*Materials provided:*
----

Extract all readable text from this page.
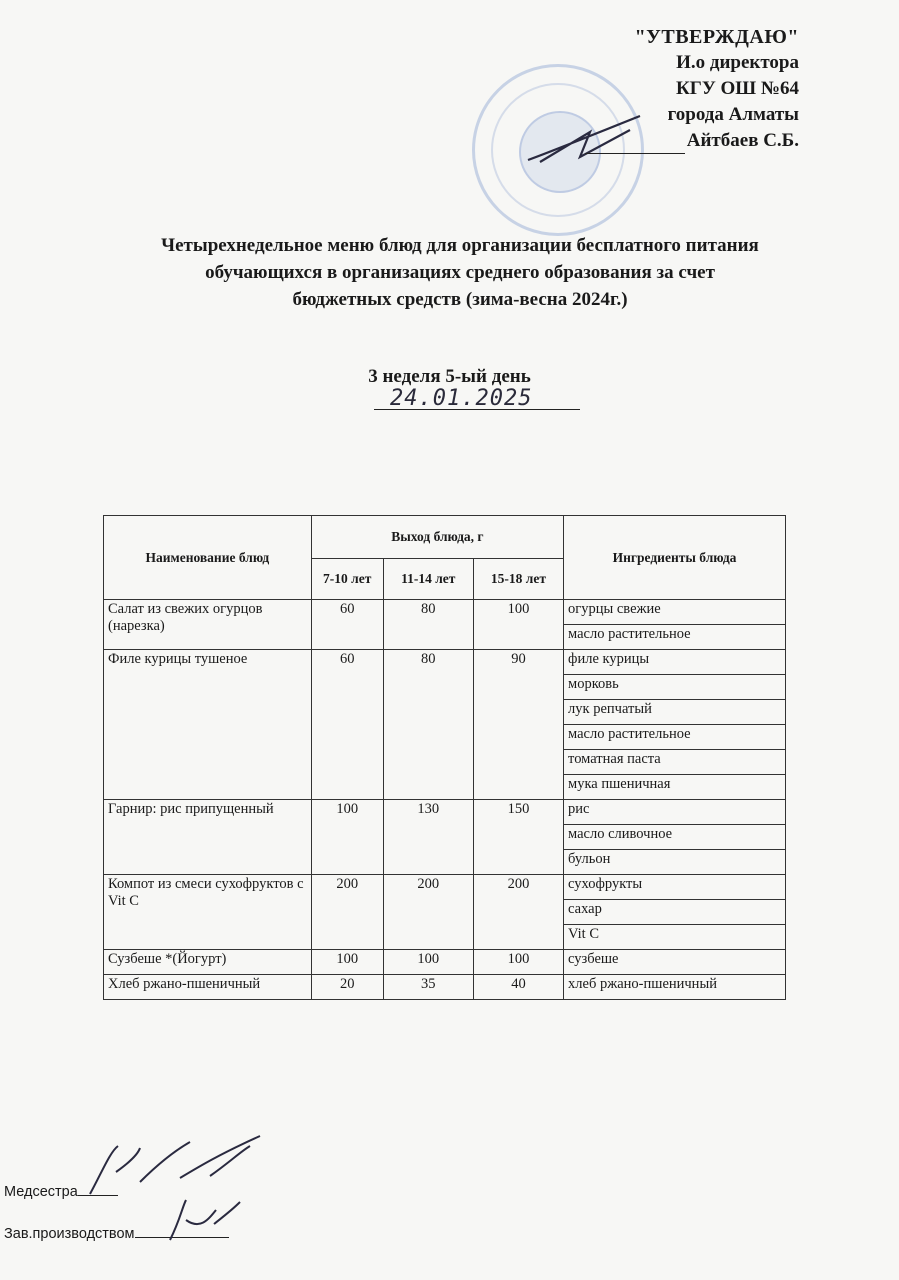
"УТВЕРЖДАЮ"
И.о директора
КГУ ОШ №64
города Алматы
Айтбаев С.Б.
Четырехнедельное меню блюд для организации бесплатного питания
обучающихся в организациях среднего образования за счет
бюджетных средств (зима-весна 2024г.)
3 неделя 5-ый день
24.01.2025
Наименование блюд	Выход блюда, г			Ингредиенты блюда
	7-10 лет	11-14 лет	15-18 лет	
Салат из свежих огурцов (нарезка)	60	80	100	огурцы свежие
				масло растительное
Филе курицы тушеное	60	80	90	филе курицы
				морковь
				лук репчатый
				масло растительное
				томатная паста
				мука пшеничная
Гарнир: рис припущенный	100	130	150	рис
				масло сливочное
				бульон
Компот из смеси сухофруктов с Vit C	200	200	200	сухофрукты
				сахар
				Vit C
Сузбеше *(Йогурт)	100	100	100	сузбеше
Хлеб ржано-пшеничный	20	35	40	хлеб ржано-пшеничный
Медсестра
Зав.производством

----

*What the task requires:* Retype all the records shown above, character for character. Omit every picture.

*Final result:*
Extract all readable text from this page.
"УТВЕРЖДАЮ"
И.о директора
КГУ ОШ №64
города Алматы
Айтбаев С.Б.
Четырехнедельное меню блюд для организации бесплатного питания
обучающихся в организациях среднего образования за счет
бюджетных средств (зима-весна 2024г.)
3 неделя 5-ый день
24.01.2025
Наименование блюд	Выход блюда, г			Ингредиенты блюда
	7-10 лет	11-14 лет	15-18 лет	
Салат из свежих огурцов (нарезка)	60	80	100	огурцы свежие
				масло растительное
Филе курицы тушеное	60	80	90	филе курицы
				морковь
				лук репчатый
				масло растительное
				томатная паста
				мука пшеничная
Гарнир: рис припущенный	100	130	150	рис
				масло сливочное
				бульон
Компот из смеси сухофруктов с Vit C	200	200	200	сухофрукты
				сахар
				Vit C
Сузбеше *(Йогурт)	100	100	100	сузбеше
Хлеб ржано-пшеничный	20	35	40	хлеб ржано-пшеничный
Медсестра
Зав.производством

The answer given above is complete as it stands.